Please repeat the lines of all the records, swapping every "xrt-bright-speckle" for "xrt-bright-spot" and leaving everything else unchanged.
# start of RECORDS
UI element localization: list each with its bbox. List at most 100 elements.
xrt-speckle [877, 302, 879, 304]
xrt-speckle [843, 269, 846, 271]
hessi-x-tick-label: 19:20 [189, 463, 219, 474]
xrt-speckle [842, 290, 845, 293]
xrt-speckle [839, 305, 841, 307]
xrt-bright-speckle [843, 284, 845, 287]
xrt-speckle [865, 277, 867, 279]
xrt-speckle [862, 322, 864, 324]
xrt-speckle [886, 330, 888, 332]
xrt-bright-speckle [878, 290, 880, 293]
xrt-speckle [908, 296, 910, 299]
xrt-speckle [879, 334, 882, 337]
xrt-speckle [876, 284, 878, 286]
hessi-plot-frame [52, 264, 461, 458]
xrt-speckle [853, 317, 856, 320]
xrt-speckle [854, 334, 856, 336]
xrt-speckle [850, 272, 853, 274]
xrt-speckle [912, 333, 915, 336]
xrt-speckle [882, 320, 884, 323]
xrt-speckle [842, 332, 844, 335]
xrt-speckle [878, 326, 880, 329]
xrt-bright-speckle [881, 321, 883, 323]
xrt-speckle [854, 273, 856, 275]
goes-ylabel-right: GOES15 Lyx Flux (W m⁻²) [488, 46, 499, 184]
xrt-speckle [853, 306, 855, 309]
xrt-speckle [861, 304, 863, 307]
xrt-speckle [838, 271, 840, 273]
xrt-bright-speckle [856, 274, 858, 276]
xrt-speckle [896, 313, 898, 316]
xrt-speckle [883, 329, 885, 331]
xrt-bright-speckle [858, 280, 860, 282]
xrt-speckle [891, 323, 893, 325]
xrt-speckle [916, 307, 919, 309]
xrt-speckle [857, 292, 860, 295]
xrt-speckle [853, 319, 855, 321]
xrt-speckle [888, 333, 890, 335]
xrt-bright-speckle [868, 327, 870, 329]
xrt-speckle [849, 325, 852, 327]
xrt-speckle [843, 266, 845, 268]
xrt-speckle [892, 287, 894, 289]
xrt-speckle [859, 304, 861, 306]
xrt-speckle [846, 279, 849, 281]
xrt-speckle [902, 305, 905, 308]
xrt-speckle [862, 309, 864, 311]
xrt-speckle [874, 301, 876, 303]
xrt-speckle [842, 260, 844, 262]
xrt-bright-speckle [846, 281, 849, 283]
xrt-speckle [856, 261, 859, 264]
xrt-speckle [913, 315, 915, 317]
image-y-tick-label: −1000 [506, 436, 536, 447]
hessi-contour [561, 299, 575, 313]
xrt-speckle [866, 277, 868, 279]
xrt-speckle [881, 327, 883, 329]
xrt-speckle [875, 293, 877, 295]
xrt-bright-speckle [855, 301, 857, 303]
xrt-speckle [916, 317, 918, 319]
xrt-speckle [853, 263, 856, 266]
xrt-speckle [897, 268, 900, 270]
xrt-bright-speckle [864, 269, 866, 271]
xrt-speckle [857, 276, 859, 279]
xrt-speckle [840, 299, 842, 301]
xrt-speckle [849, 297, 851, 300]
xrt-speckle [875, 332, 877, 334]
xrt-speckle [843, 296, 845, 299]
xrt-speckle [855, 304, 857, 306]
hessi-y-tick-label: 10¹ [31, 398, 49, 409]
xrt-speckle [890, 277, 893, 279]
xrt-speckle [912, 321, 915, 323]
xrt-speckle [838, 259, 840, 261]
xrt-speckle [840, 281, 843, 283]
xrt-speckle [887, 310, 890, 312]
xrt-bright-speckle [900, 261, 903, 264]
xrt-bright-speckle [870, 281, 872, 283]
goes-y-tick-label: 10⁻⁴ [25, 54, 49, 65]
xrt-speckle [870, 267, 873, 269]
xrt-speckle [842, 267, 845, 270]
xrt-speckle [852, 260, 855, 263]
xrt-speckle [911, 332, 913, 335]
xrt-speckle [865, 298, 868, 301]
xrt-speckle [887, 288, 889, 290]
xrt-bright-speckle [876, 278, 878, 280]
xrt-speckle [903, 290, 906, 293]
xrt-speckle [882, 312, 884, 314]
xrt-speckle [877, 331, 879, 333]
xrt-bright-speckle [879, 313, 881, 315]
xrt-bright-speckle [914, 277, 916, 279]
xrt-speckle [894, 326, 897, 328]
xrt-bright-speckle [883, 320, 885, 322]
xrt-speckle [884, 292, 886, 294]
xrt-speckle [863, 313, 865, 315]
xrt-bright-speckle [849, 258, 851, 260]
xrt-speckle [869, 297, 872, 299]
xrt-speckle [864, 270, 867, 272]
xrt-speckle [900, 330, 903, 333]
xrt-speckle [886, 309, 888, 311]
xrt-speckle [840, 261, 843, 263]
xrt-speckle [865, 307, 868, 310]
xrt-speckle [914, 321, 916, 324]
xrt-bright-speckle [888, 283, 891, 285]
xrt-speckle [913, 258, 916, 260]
# end of RECORDS
§ **SOLUTION TO THE EXERCISE**
UI element localization: list each with its bbox. List at most 100 elements.
xrt-speckle [877, 302, 879, 304]
xrt-speckle [843, 269, 846, 271]
hessi-x-tick-label: 19:20 [189, 463, 219, 474]
xrt-speckle [842, 290, 845, 293]
xrt-speckle [839, 305, 841, 307]
xrt-bright-spot [843, 284, 845, 287]
xrt-speckle [865, 277, 867, 279]
xrt-speckle [862, 322, 864, 324]
xrt-speckle [886, 330, 888, 332]
xrt-bright-spot [878, 290, 880, 293]
xrt-speckle [908, 296, 910, 299]
xrt-speckle [879, 334, 882, 337]
xrt-speckle [876, 284, 878, 286]
hessi-plot-frame [52, 264, 461, 458]
xrt-speckle [853, 317, 856, 320]
xrt-speckle [854, 334, 856, 336]
xrt-speckle [850, 272, 853, 274]
xrt-speckle [912, 333, 915, 336]
xrt-speckle [882, 320, 884, 323]
xrt-speckle [842, 332, 844, 335]
xrt-speckle [878, 326, 880, 329]
xrt-bright-spot [881, 321, 883, 323]
xrt-speckle [854, 273, 856, 275]
goes-ylabel-right: GOES15 Lyx Flux (W m⁻²) [488, 46, 499, 184]
xrt-speckle [853, 306, 855, 309]
xrt-speckle [861, 304, 863, 307]
xrt-speckle [838, 271, 840, 273]
xrt-bright-spot [856, 274, 858, 276]
xrt-speckle [896, 313, 898, 316]
xrt-speckle [883, 329, 885, 331]
xrt-bright-spot [858, 280, 860, 282]
xrt-speckle [891, 323, 893, 325]
xrt-speckle [916, 307, 919, 309]
xrt-speckle [857, 292, 860, 295]
xrt-speckle [853, 319, 855, 321]
xrt-speckle [888, 333, 890, 335]
xrt-bright-spot [868, 327, 870, 329]
xrt-speckle [849, 325, 852, 327]
xrt-speckle [843, 266, 845, 268]
xrt-speckle [892, 287, 894, 289]
xrt-speckle [859, 304, 861, 306]
xrt-speckle [846, 279, 849, 281]
xrt-speckle [902, 305, 905, 308]
xrt-speckle [862, 309, 864, 311]
xrt-speckle [874, 301, 876, 303]
xrt-speckle [842, 260, 844, 262]
xrt-bright-spot [846, 281, 849, 283]
xrt-speckle [856, 261, 859, 264]
xrt-speckle [913, 315, 915, 317]
image-y-tick-label: −1000 [506, 436, 536, 447]
hessi-contour [561, 299, 575, 313]
xrt-speckle [866, 277, 868, 279]
xrt-speckle [881, 327, 883, 329]
xrt-speckle [875, 293, 877, 295]
xrt-bright-spot [855, 301, 857, 303]
xrt-speckle [916, 317, 918, 319]
xrt-speckle [853, 263, 856, 266]
xrt-speckle [897, 268, 900, 270]
xrt-bright-spot [864, 269, 866, 271]
xrt-speckle [857, 276, 859, 279]
xrt-speckle [840, 299, 842, 301]
xrt-speckle [849, 297, 851, 300]
xrt-speckle [875, 332, 877, 334]
xrt-speckle [843, 296, 845, 299]
xrt-speckle [855, 304, 857, 306]
hessi-y-tick-label: 10¹ [31, 398, 49, 409]
xrt-speckle [890, 277, 893, 279]
xrt-speckle [912, 321, 915, 323]
xrt-speckle [838, 259, 840, 261]
xrt-speckle [840, 281, 843, 283]
xrt-speckle [887, 310, 890, 312]
xrt-bright-spot [900, 261, 903, 264]
xrt-bright-spot [870, 281, 872, 283]
goes-y-tick-label: 10⁻⁴ [25, 54, 49, 65]
xrt-speckle [870, 267, 873, 269]
xrt-speckle [842, 267, 845, 270]
xrt-speckle [852, 260, 855, 263]
xrt-speckle [911, 332, 913, 335]
xrt-speckle [865, 298, 868, 301]
xrt-speckle [887, 288, 889, 290]
xrt-bright-spot [876, 278, 878, 280]
xrt-speckle [903, 290, 906, 293]
xrt-speckle [882, 312, 884, 314]
xrt-speckle [877, 331, 879, 333]
xrt-bright-spot [879, 313, 881, 315]
xrt-bright-spot [914, 277, 916, 279]
xrt-speckle [894, 326, 897, 328]
xrt-bright-spot [883, 320, 885, 322]
xrt-speckle [884, 292, 886, 294]
xrt-speckle [863, 313, 865, 315]
xrt-bright-spot [849, 258, 851, 260]
xrt-speckle [869, 297, 872, 299]
xrt-speckle [864, 270, 867, 272]
xrt-speckle [900, 330, 903, 333]
xrt-speckle [886, 309, 888, 311]
xrt-speckle [840, 261, 843, 263]
xrt-speckle [865, 307, 868, 310]
xrt-speckle [914, 321, 916, 324]
xrt-bright-spot [888, 283, 891, 285]
xrt-speckle [913, 258, 916, 260]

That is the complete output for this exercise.